__Your instructions__: Pick every line from the data that holds the word "mensual".

__Data for processing__:
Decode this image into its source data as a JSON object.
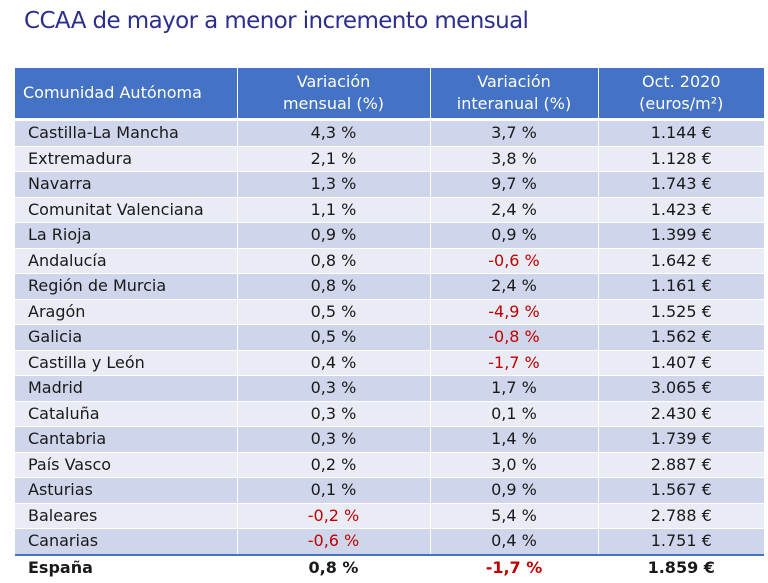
{
  "title": "CCAA de mayor a menor incremento mensual",
  "chart_data": {
    "type": "table",
    "columns": [
      [
        "Comunidad Autónoma"
      ],
      [
        "Variación",
        "mensual (%)"
      ],
      [
        "Variación",
        "interanual (%)"
      ],
      [
        "Oct. 2020",
        "(euros/m²)"
      ]
    ],
    "rows": [
      [
        "Castilla-La Mancha",
        "4,3 %",
        "3,7 %",
        "1.144 €"
      ],
      [
        "Extremadura",
        "2,1 %",
        "3,8 %",
        "1.128 €"
      ],
      [
        "Navarra",
        "1,3 %",
        "9,7 %",
        "1.743 €"
      ],
      [
        "Comunitat Valenciana",
        "1,1 %",
        "2,4 %",
        "1.423 €"
      ],
      [
        "La Rioja",
        "0,9 %",
        "0,9 %",
        "1.399 €"
      ],
      [
        "Andalucía",
        "0,8 %",
        "-0,6 %",
        "1.642 €"
      ],
      [
        "Región de Murcia",
        "0,8 %",
        "2,4 %",
        "1.161 €"
      ],
      [
        "Aragón",
        "0,5 %",
        "-4,9 %",
        "1.525 €"
      ],
      [
        "Galicia",
        "0,5 %",
        "-0,8 %",
        "1.562 €"
      ],
      [
        "Castilla y León",
        "0,4 %",
        "-1,7 %",
        "1.407 €"
      ],
      [
        "Madrid",
        "0,3 %",
        "1,7 %",
        "3.065 €"
      ],
      [
        "Cataluña",
        "0,3 %",
        "0,1 %",
        "2.430 €"
      ],
      [
        "Cantabria",
        "0,3 %",
        "1,4 %",
        "1.739 €"
      ],
      [
        "País Vasco",
        "0,2 %",
        "3,0 %",
        "2.887 €"
      ],
      [
        "Asturias",
        "0,1 %",
        "0,9 %",
        "1.567 €"
      ],
      [
        "Baleares",
        "-0,2 %",
        "5,4 %",
        "2.788 €"
      ],
      [
        "Canarias",
        "-0,6 %",
        "0,4 %",
        "1.751 €"
      ]
    ],
    "total": [
      "España",
      "0,8 %",
      "-1,7 %",
      "1.859 €"
    ],
    "colors": {
      "header": "#4472c4",
      "row_dark": "#cfd5ea",
      "row_light": "#e9ebf5",
      "negative": "#c00000",
      "title": "#2b2e8c"
    }
  }
}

__The solution__:
  "title": "CCAA de mayor a menor incremento mensual",
        "mensual (%)"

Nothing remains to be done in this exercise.